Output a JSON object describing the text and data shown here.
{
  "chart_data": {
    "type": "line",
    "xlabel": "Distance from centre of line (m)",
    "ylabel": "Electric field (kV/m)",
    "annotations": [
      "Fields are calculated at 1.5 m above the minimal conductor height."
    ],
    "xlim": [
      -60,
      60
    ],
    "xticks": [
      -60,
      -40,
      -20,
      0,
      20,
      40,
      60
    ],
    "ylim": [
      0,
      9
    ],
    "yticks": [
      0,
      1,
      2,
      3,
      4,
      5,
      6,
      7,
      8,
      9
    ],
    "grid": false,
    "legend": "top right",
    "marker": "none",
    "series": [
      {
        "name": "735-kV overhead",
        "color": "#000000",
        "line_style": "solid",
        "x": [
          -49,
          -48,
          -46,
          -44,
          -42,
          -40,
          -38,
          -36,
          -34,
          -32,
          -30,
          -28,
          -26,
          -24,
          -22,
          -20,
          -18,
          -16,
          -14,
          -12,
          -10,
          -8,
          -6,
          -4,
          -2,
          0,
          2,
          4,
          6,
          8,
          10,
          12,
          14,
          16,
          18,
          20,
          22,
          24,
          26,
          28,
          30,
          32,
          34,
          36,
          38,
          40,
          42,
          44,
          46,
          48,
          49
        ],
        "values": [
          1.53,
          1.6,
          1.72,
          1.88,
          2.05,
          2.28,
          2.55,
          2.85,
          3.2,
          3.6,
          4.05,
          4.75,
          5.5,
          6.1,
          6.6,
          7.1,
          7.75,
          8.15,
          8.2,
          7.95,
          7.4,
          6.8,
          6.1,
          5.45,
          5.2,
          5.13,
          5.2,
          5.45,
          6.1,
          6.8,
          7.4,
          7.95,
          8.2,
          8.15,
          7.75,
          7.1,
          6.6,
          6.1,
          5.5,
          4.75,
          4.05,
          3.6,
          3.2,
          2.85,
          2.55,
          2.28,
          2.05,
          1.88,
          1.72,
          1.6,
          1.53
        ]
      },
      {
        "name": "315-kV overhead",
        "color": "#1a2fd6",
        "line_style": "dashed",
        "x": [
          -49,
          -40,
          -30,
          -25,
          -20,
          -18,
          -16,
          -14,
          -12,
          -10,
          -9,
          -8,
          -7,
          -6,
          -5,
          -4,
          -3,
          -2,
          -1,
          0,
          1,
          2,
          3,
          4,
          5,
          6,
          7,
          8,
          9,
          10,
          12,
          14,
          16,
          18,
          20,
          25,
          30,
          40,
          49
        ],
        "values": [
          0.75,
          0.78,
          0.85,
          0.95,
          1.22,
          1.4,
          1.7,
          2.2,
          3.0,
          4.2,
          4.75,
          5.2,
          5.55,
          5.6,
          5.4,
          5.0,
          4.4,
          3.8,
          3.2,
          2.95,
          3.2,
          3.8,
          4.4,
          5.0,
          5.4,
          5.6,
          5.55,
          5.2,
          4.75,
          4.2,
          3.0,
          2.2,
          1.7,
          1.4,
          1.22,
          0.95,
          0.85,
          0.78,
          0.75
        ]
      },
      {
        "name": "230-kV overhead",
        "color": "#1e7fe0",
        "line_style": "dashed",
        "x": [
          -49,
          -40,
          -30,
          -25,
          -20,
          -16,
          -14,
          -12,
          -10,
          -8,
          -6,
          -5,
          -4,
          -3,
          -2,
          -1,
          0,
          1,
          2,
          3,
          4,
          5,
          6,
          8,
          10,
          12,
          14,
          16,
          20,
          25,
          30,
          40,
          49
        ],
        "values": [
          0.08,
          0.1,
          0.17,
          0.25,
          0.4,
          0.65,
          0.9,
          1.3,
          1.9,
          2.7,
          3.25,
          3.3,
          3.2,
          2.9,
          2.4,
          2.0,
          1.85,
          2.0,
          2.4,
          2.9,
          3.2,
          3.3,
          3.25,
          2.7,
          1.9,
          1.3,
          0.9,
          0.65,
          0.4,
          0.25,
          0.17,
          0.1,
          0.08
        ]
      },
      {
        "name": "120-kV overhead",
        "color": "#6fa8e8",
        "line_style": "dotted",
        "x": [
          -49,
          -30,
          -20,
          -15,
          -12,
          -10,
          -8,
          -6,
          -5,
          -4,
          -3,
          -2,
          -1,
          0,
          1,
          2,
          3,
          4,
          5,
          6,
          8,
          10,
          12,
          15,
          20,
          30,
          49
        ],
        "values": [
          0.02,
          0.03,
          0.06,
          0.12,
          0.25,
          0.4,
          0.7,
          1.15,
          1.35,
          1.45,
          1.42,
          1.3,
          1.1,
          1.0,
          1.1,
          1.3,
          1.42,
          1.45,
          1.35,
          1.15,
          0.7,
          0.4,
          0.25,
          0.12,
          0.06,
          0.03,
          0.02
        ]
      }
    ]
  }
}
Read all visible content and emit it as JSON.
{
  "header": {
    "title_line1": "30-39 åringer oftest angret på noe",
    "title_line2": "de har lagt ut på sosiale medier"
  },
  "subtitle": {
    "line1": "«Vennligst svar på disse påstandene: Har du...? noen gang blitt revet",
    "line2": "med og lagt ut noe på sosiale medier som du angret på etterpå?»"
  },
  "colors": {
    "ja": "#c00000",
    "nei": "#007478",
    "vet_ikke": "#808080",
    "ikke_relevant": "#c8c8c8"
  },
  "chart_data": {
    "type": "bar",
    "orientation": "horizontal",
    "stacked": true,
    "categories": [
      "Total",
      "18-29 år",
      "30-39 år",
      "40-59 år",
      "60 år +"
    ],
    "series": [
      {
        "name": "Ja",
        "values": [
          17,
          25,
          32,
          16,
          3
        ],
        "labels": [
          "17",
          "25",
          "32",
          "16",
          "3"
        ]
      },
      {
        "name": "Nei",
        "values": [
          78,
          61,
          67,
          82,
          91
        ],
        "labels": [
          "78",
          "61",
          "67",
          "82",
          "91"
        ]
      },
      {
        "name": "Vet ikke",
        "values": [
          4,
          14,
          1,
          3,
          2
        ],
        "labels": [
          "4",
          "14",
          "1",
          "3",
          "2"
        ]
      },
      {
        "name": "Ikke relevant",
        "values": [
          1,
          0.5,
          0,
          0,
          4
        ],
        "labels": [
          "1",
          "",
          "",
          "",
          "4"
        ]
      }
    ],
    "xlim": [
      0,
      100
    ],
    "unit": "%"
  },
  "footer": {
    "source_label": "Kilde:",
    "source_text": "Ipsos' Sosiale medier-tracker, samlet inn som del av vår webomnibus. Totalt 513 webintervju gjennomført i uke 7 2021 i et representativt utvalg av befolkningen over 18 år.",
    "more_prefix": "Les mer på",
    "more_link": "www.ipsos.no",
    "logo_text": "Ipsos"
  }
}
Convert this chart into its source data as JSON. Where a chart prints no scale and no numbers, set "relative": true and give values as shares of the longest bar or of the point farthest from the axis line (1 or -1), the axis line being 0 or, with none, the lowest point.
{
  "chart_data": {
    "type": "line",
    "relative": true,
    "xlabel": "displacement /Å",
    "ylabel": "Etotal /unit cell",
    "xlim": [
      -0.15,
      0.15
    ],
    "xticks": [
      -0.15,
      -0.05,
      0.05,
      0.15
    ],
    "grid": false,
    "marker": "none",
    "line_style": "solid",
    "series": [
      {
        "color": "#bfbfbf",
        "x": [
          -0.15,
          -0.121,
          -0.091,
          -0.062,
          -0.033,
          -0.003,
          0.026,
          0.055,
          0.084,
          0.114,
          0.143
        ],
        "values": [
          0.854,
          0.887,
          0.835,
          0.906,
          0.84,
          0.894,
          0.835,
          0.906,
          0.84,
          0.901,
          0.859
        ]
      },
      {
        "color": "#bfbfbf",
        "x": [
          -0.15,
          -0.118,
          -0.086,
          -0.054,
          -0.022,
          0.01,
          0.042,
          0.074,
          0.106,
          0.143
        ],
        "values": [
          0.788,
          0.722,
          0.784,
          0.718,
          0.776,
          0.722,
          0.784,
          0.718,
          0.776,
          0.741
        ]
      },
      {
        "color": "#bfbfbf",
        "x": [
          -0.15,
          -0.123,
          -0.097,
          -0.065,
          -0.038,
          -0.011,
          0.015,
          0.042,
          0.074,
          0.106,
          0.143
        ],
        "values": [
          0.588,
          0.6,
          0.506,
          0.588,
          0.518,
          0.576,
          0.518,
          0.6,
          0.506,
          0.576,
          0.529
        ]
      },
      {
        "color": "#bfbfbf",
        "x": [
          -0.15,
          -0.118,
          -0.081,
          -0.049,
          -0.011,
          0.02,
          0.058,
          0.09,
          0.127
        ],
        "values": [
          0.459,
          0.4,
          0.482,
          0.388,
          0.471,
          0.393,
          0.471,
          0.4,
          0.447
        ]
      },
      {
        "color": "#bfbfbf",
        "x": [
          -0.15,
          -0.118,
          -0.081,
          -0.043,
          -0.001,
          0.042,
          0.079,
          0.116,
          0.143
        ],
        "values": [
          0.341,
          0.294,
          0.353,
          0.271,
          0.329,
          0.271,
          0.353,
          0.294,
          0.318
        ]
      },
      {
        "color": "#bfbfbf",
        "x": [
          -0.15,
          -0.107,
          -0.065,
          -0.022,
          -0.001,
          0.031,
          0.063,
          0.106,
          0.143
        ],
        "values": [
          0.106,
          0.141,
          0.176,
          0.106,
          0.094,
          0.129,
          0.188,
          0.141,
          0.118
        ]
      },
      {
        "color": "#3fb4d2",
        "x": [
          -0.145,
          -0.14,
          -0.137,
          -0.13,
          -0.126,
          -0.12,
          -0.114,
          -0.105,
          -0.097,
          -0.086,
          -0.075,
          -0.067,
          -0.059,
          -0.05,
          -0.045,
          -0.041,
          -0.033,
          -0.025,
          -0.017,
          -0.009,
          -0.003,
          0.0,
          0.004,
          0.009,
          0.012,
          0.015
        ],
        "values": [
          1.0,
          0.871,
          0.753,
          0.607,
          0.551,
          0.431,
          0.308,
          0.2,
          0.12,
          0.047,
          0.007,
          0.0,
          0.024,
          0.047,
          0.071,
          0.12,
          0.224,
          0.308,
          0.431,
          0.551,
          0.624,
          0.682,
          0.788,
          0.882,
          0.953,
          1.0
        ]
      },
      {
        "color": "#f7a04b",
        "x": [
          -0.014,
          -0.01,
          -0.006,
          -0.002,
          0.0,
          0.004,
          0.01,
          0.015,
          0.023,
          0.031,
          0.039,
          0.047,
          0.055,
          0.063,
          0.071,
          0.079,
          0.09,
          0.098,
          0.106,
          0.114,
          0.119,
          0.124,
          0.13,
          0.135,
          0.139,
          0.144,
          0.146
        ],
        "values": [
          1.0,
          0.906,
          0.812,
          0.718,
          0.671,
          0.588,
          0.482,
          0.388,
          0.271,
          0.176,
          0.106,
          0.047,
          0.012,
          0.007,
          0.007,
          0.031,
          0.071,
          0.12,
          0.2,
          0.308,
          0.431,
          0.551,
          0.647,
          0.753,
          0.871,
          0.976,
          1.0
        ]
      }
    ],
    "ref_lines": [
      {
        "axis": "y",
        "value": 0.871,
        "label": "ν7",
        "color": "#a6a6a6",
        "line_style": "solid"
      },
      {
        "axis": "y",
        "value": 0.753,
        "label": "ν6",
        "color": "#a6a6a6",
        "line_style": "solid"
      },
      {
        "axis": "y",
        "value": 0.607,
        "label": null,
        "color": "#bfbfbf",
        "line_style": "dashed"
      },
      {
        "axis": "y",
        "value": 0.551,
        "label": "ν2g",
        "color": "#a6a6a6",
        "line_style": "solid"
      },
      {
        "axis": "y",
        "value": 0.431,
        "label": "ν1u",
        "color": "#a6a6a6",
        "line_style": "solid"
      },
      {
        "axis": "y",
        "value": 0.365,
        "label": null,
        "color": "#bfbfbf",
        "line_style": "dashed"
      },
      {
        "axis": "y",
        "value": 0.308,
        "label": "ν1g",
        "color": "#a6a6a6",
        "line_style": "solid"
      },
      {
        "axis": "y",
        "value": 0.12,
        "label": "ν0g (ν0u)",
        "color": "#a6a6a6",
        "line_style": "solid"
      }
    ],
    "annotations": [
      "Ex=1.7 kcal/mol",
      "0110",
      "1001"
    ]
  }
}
^^^^^^^^
[Goal of the exercise]: Lines containing the string "from" are to be selected and copied.

[Result below]:
    "xlabel": "Distance from centre of line (m)",
Convert this chart into its source data as JSON. Where a chart prints no scale and no numbers, set "relative": true and give values as shares of the longest bar or of the point farthest from the axis line (1 or -1), the axis line being 0 or, with none, the lowest point.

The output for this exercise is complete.